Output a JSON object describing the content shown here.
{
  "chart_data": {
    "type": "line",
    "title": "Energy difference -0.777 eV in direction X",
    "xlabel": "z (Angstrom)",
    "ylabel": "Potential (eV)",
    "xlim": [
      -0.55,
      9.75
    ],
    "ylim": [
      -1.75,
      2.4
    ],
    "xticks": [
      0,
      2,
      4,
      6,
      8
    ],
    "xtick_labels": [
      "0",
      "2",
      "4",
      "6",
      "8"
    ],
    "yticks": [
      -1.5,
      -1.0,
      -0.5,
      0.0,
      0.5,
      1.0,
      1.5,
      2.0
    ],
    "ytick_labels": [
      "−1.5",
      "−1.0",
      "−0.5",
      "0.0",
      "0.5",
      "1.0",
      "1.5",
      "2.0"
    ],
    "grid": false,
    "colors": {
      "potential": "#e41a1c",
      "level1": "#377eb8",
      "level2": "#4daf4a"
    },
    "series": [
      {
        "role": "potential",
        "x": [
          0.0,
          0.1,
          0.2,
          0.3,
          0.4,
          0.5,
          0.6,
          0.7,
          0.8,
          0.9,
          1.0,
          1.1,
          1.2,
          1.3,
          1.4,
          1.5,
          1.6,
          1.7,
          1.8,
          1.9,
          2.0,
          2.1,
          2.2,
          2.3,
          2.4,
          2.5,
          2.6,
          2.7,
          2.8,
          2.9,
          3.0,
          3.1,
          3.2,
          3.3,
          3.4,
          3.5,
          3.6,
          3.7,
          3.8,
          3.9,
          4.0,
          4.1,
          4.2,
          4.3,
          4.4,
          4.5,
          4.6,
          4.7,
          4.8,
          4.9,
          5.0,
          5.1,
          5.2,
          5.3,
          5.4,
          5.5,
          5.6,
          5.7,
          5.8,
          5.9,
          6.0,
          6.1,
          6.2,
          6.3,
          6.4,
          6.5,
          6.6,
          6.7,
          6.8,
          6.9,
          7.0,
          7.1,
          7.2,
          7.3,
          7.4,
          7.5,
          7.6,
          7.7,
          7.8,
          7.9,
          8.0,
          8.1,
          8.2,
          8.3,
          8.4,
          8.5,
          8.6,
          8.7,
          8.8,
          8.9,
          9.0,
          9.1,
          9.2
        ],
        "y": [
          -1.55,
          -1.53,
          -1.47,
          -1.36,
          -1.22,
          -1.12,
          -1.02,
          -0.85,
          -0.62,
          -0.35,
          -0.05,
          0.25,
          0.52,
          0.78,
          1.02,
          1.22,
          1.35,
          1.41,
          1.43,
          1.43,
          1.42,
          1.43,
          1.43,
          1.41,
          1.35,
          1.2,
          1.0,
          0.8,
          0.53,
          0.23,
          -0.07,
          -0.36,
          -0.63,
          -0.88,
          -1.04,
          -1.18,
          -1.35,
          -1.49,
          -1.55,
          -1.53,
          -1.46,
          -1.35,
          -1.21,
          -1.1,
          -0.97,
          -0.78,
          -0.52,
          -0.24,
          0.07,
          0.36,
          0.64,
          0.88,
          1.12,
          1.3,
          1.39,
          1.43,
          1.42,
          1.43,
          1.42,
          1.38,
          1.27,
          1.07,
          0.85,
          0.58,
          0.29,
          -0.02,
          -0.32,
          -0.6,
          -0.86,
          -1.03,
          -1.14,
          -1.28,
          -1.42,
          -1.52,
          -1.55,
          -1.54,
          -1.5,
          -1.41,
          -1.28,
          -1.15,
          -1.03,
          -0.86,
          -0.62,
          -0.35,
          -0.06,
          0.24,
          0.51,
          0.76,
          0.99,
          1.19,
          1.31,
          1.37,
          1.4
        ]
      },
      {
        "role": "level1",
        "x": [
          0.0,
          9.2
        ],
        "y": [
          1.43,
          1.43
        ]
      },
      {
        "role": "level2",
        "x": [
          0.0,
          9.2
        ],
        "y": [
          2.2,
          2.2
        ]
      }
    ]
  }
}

▶ Exercise goal: Above are lines of data; state how many of them contain the word "role", with no other output.

▶ Completed task: 3